--- Start of GIVEN DATA ---

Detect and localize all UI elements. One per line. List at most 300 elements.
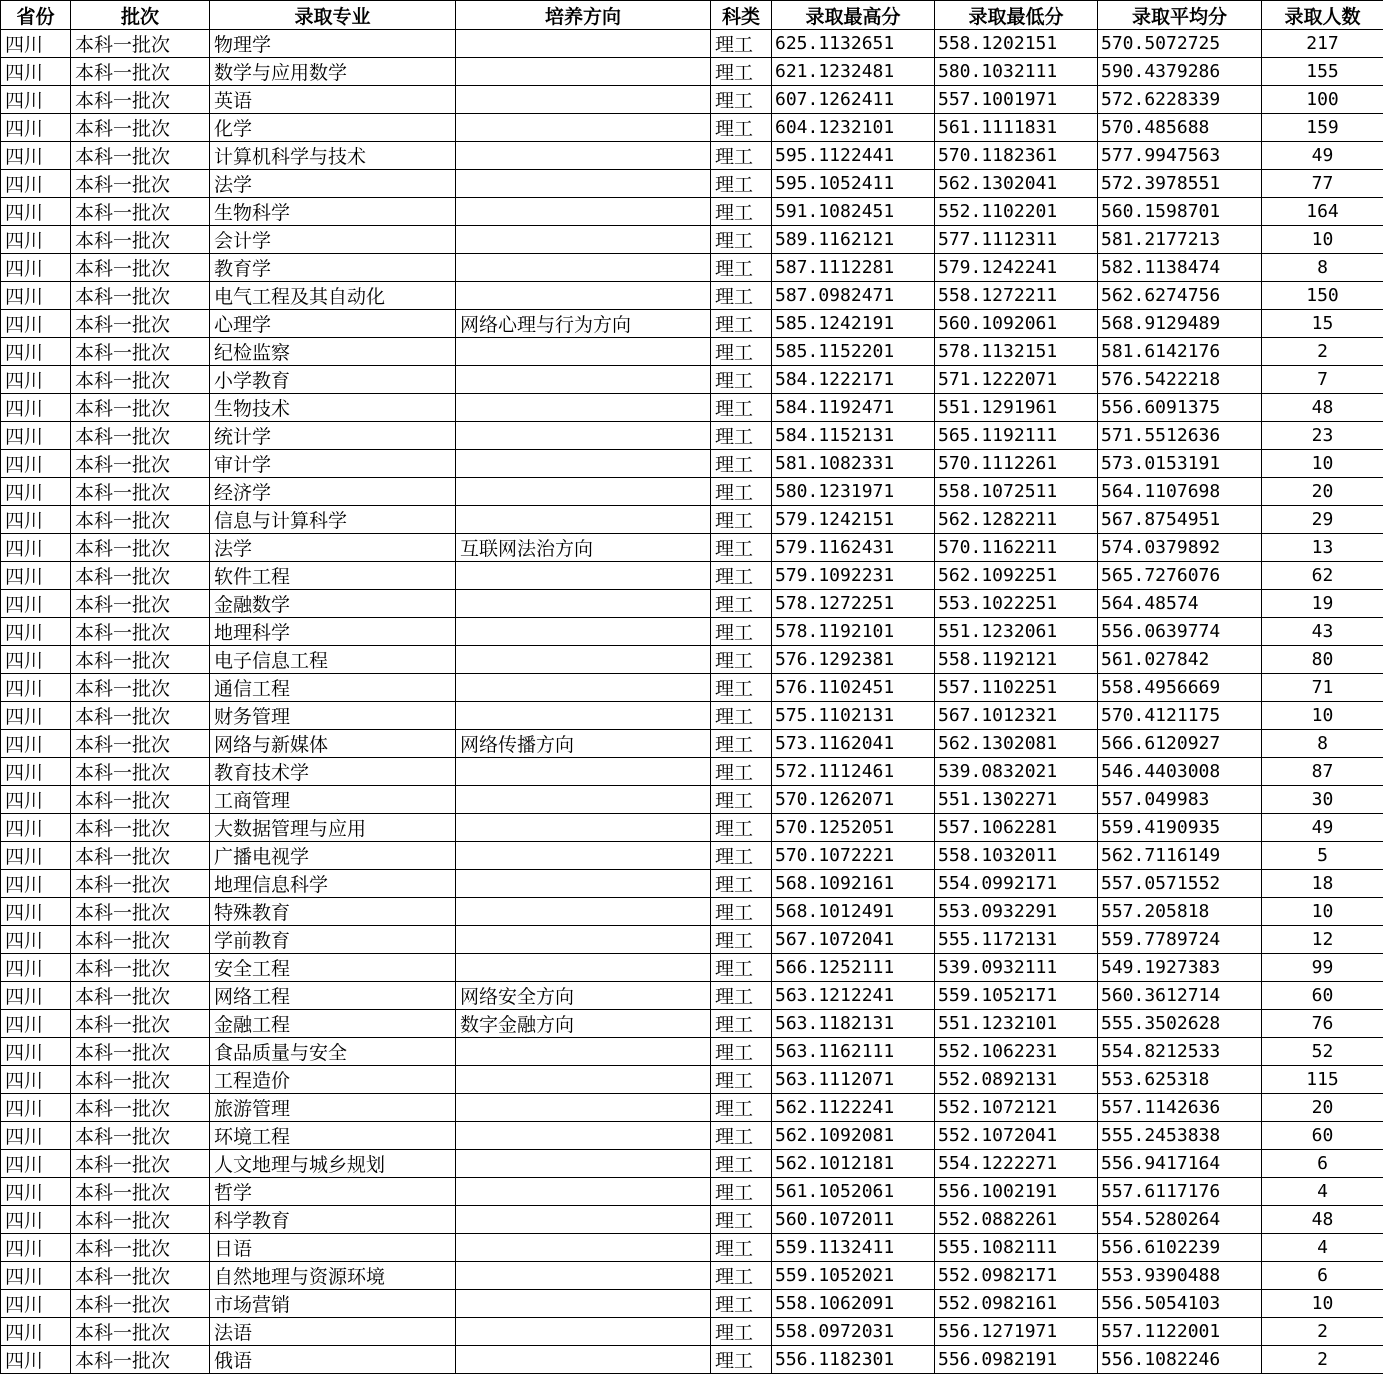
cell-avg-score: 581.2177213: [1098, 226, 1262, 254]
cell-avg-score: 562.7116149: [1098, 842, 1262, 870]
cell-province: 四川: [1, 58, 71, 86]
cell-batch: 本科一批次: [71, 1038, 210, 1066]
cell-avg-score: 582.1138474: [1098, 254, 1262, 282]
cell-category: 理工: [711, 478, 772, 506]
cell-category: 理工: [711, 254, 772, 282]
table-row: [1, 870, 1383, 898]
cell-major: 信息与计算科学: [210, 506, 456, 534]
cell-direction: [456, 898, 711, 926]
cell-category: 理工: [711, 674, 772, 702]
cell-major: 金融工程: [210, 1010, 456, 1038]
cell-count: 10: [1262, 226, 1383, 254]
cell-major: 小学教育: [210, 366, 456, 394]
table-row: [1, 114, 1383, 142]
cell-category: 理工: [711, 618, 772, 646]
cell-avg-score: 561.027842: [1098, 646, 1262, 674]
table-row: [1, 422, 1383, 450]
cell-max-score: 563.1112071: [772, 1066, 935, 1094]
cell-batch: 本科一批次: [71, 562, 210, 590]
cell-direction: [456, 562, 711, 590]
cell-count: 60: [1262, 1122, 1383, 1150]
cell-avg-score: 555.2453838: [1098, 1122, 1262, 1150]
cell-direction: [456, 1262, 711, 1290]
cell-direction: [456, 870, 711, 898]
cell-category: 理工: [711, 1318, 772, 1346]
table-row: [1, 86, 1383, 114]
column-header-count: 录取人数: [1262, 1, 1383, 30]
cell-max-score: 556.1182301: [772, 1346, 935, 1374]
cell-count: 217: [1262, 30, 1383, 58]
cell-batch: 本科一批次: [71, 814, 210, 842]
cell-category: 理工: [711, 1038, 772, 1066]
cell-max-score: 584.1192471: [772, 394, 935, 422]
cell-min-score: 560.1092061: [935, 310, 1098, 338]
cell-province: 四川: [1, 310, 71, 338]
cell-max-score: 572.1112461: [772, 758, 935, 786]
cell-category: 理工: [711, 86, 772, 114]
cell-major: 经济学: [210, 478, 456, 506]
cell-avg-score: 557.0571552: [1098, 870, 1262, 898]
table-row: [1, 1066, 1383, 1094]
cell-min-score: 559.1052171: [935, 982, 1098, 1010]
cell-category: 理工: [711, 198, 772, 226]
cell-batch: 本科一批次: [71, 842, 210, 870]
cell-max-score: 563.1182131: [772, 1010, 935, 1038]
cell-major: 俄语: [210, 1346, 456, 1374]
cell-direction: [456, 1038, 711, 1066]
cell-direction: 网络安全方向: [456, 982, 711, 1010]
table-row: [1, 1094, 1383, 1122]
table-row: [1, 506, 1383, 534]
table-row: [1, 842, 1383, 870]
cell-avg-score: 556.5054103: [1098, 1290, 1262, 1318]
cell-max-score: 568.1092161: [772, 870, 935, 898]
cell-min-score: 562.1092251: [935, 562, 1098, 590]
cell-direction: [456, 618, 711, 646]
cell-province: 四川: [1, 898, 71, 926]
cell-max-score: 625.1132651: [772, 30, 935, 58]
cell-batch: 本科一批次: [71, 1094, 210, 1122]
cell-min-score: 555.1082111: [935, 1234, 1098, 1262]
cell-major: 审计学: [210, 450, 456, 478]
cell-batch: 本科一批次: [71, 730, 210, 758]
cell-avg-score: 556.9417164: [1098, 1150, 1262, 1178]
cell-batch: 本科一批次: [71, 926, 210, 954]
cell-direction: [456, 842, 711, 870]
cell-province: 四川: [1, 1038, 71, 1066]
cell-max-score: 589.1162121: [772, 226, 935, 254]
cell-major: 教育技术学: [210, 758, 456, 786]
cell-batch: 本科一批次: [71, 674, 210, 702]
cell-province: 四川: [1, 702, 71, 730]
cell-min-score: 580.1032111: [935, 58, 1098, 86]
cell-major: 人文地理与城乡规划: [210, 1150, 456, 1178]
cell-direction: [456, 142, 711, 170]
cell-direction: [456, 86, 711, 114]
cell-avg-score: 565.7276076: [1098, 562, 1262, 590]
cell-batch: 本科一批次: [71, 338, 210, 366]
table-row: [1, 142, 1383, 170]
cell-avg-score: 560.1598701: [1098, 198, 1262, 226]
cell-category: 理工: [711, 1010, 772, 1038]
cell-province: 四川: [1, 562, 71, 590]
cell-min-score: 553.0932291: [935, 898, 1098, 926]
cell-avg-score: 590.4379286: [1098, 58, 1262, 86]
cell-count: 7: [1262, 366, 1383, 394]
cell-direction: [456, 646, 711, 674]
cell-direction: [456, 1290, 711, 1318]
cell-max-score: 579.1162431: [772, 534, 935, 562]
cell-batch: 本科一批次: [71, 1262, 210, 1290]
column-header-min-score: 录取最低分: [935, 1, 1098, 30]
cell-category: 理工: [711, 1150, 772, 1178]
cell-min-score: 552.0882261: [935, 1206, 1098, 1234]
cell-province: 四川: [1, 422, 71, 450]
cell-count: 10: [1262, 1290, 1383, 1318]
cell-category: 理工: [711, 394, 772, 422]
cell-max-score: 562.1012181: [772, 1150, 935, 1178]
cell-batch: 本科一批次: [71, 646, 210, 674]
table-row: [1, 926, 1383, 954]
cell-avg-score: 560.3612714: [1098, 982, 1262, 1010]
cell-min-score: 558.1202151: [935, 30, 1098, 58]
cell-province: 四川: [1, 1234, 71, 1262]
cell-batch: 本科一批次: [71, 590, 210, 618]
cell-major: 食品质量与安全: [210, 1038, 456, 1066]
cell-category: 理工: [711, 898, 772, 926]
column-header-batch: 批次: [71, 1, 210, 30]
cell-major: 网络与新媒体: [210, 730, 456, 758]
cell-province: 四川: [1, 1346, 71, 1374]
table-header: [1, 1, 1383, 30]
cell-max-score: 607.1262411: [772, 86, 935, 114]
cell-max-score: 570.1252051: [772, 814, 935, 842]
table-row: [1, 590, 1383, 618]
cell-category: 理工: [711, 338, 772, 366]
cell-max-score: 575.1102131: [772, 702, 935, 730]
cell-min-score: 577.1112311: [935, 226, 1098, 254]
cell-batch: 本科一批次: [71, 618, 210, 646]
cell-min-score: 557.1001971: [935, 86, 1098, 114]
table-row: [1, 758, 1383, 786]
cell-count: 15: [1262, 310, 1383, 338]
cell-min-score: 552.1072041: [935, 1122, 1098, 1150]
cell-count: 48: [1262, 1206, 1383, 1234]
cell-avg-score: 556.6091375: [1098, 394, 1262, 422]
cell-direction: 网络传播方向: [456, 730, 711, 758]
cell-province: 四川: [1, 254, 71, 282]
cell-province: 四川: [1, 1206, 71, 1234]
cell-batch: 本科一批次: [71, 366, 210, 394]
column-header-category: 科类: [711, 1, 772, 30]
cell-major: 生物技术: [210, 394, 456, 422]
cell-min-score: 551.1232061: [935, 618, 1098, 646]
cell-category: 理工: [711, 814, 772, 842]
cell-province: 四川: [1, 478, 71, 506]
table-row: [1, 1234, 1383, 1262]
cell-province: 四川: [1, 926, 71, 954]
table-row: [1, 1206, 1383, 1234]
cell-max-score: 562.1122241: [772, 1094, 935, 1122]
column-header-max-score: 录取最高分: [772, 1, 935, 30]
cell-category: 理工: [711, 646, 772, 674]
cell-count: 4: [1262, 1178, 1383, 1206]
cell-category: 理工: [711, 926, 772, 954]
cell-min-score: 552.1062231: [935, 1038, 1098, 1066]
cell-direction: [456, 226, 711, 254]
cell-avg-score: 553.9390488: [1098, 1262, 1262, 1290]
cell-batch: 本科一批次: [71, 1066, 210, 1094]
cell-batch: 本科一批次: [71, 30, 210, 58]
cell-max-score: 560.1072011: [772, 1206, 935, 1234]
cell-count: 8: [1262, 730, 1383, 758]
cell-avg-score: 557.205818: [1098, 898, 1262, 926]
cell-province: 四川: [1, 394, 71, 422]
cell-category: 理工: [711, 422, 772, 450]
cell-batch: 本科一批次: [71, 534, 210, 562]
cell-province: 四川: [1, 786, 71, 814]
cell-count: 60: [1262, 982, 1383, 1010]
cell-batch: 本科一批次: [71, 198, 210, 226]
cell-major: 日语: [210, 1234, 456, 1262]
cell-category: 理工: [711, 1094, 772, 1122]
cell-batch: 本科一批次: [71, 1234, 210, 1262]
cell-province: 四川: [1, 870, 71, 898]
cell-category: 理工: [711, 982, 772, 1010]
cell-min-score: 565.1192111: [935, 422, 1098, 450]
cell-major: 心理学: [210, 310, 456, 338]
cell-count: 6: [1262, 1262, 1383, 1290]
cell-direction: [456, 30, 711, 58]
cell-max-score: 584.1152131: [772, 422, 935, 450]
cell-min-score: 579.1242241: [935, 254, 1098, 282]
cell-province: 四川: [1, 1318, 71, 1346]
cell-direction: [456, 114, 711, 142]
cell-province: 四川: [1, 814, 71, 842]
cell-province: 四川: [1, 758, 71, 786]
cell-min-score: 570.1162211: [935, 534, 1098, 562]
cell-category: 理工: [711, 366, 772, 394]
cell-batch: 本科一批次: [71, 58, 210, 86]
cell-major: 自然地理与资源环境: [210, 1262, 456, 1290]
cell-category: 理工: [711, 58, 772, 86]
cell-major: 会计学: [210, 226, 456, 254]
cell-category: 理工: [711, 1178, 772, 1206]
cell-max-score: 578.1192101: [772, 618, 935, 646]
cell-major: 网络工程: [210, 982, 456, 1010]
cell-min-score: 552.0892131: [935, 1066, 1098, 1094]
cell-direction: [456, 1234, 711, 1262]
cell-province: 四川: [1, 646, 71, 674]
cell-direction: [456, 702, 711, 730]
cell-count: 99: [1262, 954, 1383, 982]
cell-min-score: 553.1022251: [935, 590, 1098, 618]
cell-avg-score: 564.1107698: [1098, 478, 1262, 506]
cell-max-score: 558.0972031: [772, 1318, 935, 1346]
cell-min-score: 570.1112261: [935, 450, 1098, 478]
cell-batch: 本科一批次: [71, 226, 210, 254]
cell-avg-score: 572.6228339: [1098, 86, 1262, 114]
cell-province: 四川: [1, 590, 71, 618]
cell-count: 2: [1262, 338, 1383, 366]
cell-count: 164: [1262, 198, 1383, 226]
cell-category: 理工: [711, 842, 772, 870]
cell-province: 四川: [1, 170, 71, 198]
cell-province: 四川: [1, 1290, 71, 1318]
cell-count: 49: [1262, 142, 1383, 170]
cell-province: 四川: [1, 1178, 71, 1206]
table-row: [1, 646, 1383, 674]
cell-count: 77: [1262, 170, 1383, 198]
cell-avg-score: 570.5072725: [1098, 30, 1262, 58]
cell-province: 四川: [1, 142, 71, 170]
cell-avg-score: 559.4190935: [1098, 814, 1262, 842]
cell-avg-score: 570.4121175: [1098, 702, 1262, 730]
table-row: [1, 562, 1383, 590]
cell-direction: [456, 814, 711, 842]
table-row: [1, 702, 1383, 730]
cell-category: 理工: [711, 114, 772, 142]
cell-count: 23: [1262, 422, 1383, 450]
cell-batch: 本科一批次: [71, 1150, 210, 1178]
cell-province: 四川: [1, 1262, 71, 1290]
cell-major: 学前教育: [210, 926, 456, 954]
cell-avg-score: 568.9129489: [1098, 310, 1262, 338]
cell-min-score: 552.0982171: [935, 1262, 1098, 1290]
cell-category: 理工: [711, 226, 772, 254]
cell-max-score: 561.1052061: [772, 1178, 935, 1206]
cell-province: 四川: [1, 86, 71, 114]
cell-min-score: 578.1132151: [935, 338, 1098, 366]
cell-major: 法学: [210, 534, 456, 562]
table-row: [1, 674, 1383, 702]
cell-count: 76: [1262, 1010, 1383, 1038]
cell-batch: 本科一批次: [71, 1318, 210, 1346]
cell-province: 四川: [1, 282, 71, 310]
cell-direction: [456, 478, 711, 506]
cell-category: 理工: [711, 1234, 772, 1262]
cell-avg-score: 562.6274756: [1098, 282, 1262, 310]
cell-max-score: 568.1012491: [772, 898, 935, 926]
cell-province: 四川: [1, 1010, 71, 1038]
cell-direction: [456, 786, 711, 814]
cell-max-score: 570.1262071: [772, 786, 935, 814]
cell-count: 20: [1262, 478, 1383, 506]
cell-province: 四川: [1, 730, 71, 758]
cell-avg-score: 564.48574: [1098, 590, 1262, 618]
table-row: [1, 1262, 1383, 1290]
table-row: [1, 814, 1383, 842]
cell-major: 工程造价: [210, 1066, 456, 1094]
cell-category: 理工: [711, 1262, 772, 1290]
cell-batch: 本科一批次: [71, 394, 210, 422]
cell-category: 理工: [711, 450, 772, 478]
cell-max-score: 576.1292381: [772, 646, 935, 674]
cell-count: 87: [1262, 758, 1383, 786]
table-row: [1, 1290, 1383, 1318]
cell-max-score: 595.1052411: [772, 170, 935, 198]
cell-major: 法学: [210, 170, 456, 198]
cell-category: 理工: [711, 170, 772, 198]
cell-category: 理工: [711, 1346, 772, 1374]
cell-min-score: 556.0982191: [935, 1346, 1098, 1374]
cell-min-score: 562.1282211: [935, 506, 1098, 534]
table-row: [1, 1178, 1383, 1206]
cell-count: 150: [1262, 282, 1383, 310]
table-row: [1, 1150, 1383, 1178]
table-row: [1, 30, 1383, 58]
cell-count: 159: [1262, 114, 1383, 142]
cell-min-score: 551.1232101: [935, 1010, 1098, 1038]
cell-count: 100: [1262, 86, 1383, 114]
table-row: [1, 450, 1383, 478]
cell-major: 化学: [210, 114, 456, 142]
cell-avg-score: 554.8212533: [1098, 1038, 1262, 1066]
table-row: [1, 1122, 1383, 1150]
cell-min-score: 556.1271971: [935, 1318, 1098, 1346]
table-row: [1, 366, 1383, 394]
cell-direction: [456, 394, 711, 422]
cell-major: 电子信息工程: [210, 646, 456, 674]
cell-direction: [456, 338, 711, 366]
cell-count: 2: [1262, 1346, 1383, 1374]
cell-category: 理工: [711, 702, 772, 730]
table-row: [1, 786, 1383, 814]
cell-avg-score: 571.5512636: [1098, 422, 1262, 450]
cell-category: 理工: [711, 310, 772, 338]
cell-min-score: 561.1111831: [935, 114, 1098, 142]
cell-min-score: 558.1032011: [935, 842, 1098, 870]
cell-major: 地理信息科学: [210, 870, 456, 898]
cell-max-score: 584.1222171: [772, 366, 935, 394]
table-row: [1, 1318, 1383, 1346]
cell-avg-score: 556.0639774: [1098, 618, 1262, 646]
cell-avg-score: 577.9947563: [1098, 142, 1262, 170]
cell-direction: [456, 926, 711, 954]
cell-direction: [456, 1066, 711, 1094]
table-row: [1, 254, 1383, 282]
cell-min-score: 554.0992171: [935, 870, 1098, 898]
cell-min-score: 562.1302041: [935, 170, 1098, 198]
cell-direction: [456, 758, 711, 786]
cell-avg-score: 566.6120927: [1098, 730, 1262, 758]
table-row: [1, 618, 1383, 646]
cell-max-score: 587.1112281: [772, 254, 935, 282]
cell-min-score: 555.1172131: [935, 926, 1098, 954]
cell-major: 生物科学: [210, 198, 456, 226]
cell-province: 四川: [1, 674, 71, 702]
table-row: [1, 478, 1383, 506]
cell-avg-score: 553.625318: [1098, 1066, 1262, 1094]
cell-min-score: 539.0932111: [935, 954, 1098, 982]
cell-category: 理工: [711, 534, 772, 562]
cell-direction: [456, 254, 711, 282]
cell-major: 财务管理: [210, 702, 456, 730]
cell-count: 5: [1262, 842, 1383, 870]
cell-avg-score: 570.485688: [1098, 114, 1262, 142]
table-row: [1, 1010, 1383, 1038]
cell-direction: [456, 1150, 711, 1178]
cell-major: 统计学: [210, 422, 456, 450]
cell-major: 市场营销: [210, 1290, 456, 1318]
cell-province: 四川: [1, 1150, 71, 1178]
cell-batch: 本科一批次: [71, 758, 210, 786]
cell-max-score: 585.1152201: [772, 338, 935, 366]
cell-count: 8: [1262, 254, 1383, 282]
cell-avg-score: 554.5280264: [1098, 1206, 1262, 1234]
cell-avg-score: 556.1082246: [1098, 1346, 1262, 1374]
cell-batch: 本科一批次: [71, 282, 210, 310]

--- End of GIVEN DATA ---

| DIRECTIONS |
Please tally how many lines in the records contain the string "header", and give only that number.

| WRITTEN REPLY |
6